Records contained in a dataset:
· · · · ·

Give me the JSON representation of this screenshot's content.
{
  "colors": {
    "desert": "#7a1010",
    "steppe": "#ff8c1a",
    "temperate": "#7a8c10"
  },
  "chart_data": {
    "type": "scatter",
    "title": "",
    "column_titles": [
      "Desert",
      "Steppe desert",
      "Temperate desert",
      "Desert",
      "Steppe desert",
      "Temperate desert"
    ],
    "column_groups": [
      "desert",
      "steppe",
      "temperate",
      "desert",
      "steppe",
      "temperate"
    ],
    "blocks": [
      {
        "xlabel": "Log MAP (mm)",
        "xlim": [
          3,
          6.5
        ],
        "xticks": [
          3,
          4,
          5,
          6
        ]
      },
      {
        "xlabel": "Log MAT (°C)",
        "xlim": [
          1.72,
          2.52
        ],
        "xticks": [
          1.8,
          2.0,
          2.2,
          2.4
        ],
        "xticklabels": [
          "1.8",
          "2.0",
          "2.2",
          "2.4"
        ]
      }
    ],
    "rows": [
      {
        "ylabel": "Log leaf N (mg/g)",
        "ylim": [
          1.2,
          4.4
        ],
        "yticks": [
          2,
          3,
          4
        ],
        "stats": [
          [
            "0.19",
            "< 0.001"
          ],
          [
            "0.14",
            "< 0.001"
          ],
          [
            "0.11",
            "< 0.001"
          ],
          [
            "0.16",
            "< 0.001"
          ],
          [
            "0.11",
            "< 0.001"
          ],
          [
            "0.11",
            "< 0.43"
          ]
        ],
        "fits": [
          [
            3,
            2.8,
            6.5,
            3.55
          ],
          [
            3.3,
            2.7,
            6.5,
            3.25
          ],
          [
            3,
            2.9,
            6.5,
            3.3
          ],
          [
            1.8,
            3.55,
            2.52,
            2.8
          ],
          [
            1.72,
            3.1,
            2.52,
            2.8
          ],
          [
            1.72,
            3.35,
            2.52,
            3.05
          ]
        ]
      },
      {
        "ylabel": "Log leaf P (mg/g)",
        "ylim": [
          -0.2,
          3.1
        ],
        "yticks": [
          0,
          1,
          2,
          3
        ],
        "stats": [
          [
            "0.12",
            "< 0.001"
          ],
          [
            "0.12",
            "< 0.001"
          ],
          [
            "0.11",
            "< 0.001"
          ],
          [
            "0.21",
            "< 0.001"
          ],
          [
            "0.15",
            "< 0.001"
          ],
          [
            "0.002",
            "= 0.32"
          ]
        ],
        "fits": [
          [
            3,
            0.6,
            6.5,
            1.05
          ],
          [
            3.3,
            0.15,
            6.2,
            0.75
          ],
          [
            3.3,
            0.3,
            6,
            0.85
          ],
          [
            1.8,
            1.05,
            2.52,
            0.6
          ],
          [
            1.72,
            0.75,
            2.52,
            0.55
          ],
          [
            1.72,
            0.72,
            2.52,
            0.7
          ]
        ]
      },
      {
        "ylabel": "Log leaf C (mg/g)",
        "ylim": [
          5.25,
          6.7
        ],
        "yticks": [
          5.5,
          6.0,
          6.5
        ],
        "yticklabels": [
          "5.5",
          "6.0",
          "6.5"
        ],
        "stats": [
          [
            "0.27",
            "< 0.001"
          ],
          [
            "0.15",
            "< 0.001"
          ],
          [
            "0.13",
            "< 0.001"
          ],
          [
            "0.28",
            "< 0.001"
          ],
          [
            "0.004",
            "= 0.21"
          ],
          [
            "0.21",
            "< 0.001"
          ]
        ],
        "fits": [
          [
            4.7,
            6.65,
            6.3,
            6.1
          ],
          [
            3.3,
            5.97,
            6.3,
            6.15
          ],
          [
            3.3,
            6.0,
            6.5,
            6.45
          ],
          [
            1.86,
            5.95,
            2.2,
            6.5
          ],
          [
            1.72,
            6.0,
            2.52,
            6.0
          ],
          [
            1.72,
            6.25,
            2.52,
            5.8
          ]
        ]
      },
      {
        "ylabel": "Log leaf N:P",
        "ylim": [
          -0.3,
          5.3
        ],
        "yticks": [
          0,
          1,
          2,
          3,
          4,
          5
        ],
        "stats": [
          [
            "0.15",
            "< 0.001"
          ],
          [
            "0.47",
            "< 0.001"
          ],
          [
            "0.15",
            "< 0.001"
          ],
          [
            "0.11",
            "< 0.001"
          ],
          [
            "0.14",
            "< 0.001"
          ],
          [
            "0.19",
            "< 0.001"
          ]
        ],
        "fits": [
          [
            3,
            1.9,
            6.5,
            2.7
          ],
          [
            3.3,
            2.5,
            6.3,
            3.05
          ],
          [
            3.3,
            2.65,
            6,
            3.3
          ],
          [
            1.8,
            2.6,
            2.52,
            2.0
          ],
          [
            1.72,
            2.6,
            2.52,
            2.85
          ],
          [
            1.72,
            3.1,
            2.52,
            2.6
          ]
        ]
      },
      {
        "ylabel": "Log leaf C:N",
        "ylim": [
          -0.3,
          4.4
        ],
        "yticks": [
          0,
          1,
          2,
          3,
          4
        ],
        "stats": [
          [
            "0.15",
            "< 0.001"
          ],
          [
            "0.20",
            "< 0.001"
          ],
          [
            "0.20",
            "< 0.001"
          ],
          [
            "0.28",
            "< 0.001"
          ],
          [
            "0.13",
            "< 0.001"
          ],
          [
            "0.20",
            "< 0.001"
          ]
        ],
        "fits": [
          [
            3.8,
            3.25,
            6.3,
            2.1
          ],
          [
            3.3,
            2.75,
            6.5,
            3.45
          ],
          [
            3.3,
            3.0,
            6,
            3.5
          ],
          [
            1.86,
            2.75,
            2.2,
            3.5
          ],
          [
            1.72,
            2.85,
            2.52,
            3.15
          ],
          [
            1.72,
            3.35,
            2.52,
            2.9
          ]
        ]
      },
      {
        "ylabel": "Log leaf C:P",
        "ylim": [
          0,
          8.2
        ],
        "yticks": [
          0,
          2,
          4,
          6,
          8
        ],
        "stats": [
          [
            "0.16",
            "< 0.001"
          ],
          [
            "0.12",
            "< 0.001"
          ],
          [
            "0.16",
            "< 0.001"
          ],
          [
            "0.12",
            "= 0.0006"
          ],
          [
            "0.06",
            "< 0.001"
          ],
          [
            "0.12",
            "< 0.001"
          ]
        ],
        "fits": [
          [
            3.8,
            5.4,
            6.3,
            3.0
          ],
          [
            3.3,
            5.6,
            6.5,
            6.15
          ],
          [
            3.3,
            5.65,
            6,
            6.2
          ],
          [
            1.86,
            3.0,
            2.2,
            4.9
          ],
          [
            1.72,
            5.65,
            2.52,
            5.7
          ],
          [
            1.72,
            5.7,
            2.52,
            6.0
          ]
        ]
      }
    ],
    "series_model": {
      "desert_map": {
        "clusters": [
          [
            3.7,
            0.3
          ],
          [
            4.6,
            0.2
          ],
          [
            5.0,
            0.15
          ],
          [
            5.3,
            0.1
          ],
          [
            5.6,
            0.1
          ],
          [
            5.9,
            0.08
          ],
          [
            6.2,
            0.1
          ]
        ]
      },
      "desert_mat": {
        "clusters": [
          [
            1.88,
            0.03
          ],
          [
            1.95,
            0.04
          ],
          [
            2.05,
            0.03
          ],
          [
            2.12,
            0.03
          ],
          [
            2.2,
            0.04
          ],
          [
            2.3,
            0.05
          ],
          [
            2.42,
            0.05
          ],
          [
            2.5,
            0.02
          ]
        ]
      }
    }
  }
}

· · · · ·

## Your instructions
Please reproduce the entire listing, exactly as shown.

## Written reply
Give me the JSON representation of this screenshot's content.
{
  "colors": {
    "desert": "#7a1010",
    "steppe": "#ff8c1a",
    "temperate": "#7a8c10"
  },
  "chart_data": {
    "type": "scatter",
    "title": "",
    "column_titles": [
      "Desert",
      "Steppe desert",
      "Temperate desert",
      "Desert",
      "Steppe desert",
      "Temperate desert"
    ],
    "column_groups": [
      "desert",
      "steppe",
      "temperate",
      "desert",
      "steppe",
      "temperate"
    ],
    "blocks": [
      {
        "xlabel": "Log MAP (mm)",
        "xlim": [
          3,
          6.5
        ],
        "xticks": [
          3,
          4,
          5,
          6
        ]
      },
      {
        "xlabel": "Log MAT (°C)",
        "xlim": [
          1.72,
          2.52
        ],
        "xticks": [
          1.8,
          2.0,
          2.2,
          2.4
        ],
        "xticklabels": [
          "1.8",
          "2.0",
          "2.2",
          "2.4"
        ]
      }
    ],
    "rows": [
      {
        "ylabel": "Log leaf N (mg/g)",
        "ylim": [
          1.2,
          4.4
        ],
        "yticks": [
          2,
          3,
          4
        ],
        "stats": [
          [
            "0.19",
            "< 0.001"
          ],
          [
            "0.14",
            "< 0.001"
          ],
          [
            "0.11",
            "< 0.001"
          ],
          [
            "0.16",
            "< 0.001"
          ],
          [
            "0.11",
            "< 0.001"
          ],
          [
            "0.11",
            "< 0.43"
          ]
        ],
        "fits": [
          [
            3,
            2.8,
            6.5,
            3.55
          ],
          [
            3.3,
            2.7,
            6.5,
            3.25
          ],
          [
            3,
            2.9,
            6.5,
            3.3
          ],
          [
            1.8,
            3.55,
            2.52,
            2.8
          ],
          [
            1.72,
            3.1,
            2.52,
            2.8
          ],
          [
            1.72,
            3.35,
            2.52,
            3.05
          ]
        ]
      },
      {
        "ylabel": "Log leaf P (mg/g)",
        "ylim": [
          -0.2,
          3.1
        ],
        "yticks": [
          0,
          1,
          2,
          3
        ],
        "stats": [
          [
            "0.12",
            "< 0.001"
          ],
          [
            "0.12",
            "< 0.001"
          ],
          [
            "0.11",
            "< 0.001"
          ],
          [
            "0.21",
            "< 0.001"
          ],
          [
            "0.15",
            "< 0.001"
          ],
          [
            "0.002",
            "= 0.32"
          ]
        ],
        "fits": [
          [
            3,
            0.6,
            6.5,
            1.05
          ],
          [
            3.3,
            0.15,
            6.2,
            0.75
          ],
          [
            3.3,
            0.3,
            6,
            0.85
          ],
          [
            1.8,
            1.05,
            2.52,
            0.6
          ],
          [
            1.72,
            0.75,
            2.52,
            0.55
          ],
          [
            1.72,
            0.72,
            2.52,
            0.7
          ]
        ]
      },
      {
        "ylabel": "Log leaf C (mg/g)",
        "ylim": [
          5.25,
          6.7
        ],
        "yticks": [
          5.5,
          6.0,
          6.5
        ],
        "yticklabels": [
          "5.5",
          "6.0",
          "6.5"
        ],
        "stats": [
          [
            "0.27",
            "< 0.001"
          ],
          [
            "0.15",
            "< 0.001"
          ],
          [
            "0.13",
            "< 0.001"
          ],
          [
            "0.28",
            "< 0.001"
          ],
          [
            "0.004",
            "= 0.21"
          ],
          [
            "0.21",
            "< 0.001"
          ]
        ],
        "fits": [
          [
            4.7,
            6.65,
            6.3,
            6.1
          ],
          [
            3.3,
            5.97,
            6.3,
            6.15
          ],
          [
            3.3,
            6.0,
            6.5,
            6.45
          ],
          [
            1.86,
            5.95,
            2.2,
            6.5
          ],
          [
            1.72,
            6.0,
            2.52,
            6.0
          ],
          [
            1.72,
            6.25,
            2.52,
            5.8
          ]
        ]
      },
      {
        "ylabel": "Log leaf N:P",
        "ylim": [
          -0.3,
          5.3
        ],
        "yticks": [
          0,
          1,
          2,
          3,
          4,
          5
        ],
        "stats": [
          [
            "0.15",
            "< 0.001"
          ],
          [
            "0.47",
            "< 0.001"
          ],
          [
            "0.15",
            "< 0.001"
          ],
          [
            "0.11",
            "< 0.001"
          ],
          [
            "0.14",
            "< 0.001"
          ],
          [
            "0.19",
            "< 0.001"
          ]
        ],
        "fits": [
          [
            3,
            1.9,
            6.5,
            2.7
          ],
          [
            3.3,
            2.5,
            6.3,
            3.05
          ],
          [
            3.3,
            2.65,
            6,
            3.3
          ],
          [
            1.8,
            2.6,
            2.52,
            2.0
          ],
          [
            1.72,
            2.6,
            2.52,
            2.85
          ],
          [
            1.72,
            3.1,
            2.52,
            2.6
          ]
        ]
      },
      {
        "ylabel": "Log leaf C:N",
        "ylim": [
          -0.3,
          4.4
        ],
        "yticks": [
          0,
          1,
          2,
          3,
          4
        ],
        "stats": [
          [
            "0.15",
            "< 0.001"
          ],
          [
            "0.20",
            "< 0.001"
          ],
          [
            "0.20",
            "< 0.001"
          ],
          [
            "0.28",
            "< 0.001"
          ],
          [
            "0.13",
            "< 0.001"
          ],
          [
            "0.20",
            "< 0.001"
          ]
        ],
        "fits": [
          [
            3.8,
            3.25,
            6.3,
            2.1
          ],
          [
            3.3,
            2.75,
            6.5,
            3.45
          ],
          [
            3.3,
            3.0,
            6,
            3.5
          ],
          [
            1.86,
            2.75,
            2.2,
            3.5
          ],
          [
            1.72,
            2.85,
            2.52,
            3.15
          ],
          [
            1.72,
            3.35,
            2.52,
            2.9
          ]
        ]
      },
      {
        "ylabel": "Log leaf C:P",
        "ylim": [
          0,
          8.2
        ],
        "yticks": [
          0,
          2,
          4,
          6,
          8
        ],
        "stats": [
          [
            "0.16",
            "< 0.001"
          ],
          [
            "0.12",
            "< 0.001"
          ],
          [
            "0.16",
            "< 0.001"
          ],
          [
            "0.12",
            "= 0.0006"
          ],
          [
            "0.06",
            "< 0.001"
          ],
          [
            "0.12",
            "< 0.001"
          ]
        ],
        "fits": [
          [
            3.8,
            5.4,
            6.3,
            3.0
          ],
          [
            3.3,
            5.6,
            6.5,
            6.15
          ],
          [
            3.3,
            5.65,
            6,
            6.2
          ],
          [
            1.86,
            3.0,
            2.2,
            4.9
          ],
          [
            1.72,
            5.65,
            2.52,
            5.7
          ],
          [
            1.72,
            5.7,
            2.52,
            6.0
          ]
        ]
      }
    ],
    "series_model": {
      "desert_map": {
        "clusters": [
          [
            3.7,
            0.3
          ],
          [
            4.6,
            0.2
          ],
          [
            5.0,
            0.15
          ],
          [
            5.3,
            0.1
          ],
          [
            5.6,
            0.1
          ],
          [
            5.9,
            0.08
          ],
          [
            6.2,
            0.1
          ]
        ]
      },
      "desert_mat": {
        "clusters": [
          [
            1.88,
            0.03
          ],
          [
            1.95,
            0.04
          ],
          [
            2.05,
            0.03
          ],
          [
            2.12,
            0.03
          ],
          [
            2.2,
            0.04
          ],
          [
            2.3,
            0.05
          ],
          [
            2.42,
            0.05
          ],
          [
            2.5,
            0.02
          ]
        ]
      }
    }
  }
}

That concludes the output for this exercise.